Some records:
_ _ _ _ _ _ _

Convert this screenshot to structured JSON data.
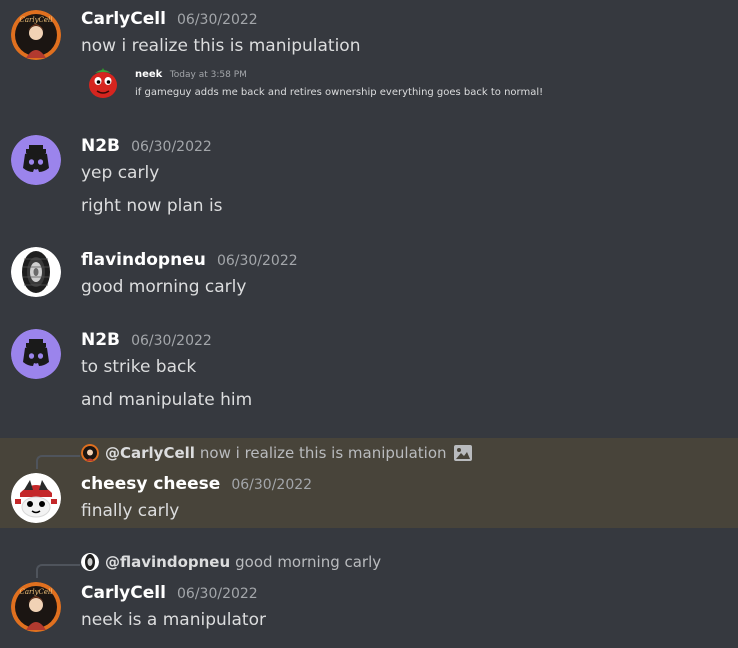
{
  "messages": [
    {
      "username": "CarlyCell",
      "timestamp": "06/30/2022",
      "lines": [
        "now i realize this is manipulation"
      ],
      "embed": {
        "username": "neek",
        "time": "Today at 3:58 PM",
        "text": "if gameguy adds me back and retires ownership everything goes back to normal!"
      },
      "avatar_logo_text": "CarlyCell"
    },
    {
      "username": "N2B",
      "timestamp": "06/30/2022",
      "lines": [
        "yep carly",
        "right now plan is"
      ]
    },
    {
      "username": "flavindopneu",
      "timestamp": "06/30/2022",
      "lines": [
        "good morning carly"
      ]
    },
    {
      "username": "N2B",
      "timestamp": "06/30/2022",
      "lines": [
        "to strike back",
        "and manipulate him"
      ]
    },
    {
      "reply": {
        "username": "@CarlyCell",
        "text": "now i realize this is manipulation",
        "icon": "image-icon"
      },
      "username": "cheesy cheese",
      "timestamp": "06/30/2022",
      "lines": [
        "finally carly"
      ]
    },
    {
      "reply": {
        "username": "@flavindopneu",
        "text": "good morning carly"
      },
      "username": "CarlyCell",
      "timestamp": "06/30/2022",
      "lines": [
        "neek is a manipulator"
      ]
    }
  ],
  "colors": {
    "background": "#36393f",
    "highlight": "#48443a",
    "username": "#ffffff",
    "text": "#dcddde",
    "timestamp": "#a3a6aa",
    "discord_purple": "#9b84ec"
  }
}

_ _ _ _ _ _ _

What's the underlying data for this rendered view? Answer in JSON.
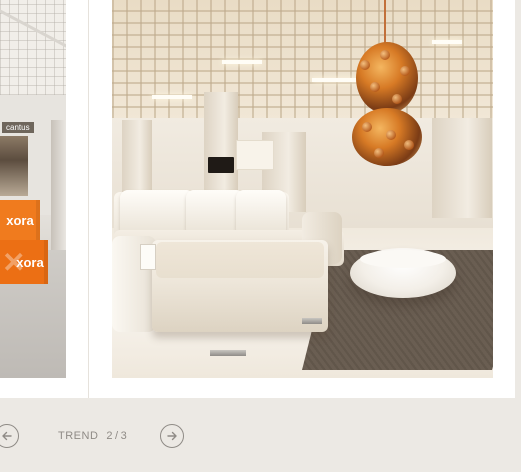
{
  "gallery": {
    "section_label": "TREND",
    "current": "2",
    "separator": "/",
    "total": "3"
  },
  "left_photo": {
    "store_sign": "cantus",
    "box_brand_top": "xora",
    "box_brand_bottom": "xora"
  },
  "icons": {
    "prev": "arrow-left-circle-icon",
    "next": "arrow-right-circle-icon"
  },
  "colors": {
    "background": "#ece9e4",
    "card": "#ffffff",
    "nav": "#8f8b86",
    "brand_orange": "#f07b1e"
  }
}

_ _ _ _ _ _ _

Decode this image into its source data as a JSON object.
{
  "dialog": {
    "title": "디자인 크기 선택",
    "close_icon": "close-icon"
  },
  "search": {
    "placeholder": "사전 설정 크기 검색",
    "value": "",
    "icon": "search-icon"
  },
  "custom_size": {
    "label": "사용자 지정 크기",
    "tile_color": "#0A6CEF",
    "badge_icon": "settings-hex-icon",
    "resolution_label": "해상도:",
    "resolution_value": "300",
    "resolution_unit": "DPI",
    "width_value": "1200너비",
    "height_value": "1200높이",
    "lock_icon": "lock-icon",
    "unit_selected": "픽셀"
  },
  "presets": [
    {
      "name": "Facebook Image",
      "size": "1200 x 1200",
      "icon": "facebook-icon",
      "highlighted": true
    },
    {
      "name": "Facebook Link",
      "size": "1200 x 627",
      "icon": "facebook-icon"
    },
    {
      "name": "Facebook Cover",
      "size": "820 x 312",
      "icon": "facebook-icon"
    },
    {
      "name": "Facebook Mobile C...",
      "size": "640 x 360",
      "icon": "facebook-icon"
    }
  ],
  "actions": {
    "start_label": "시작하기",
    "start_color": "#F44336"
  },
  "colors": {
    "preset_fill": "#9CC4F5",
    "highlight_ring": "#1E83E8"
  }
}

_ _ _ _ _ _ _

Looking at the listing above, how many of its lines contain the string "background"? Give the number alone.

2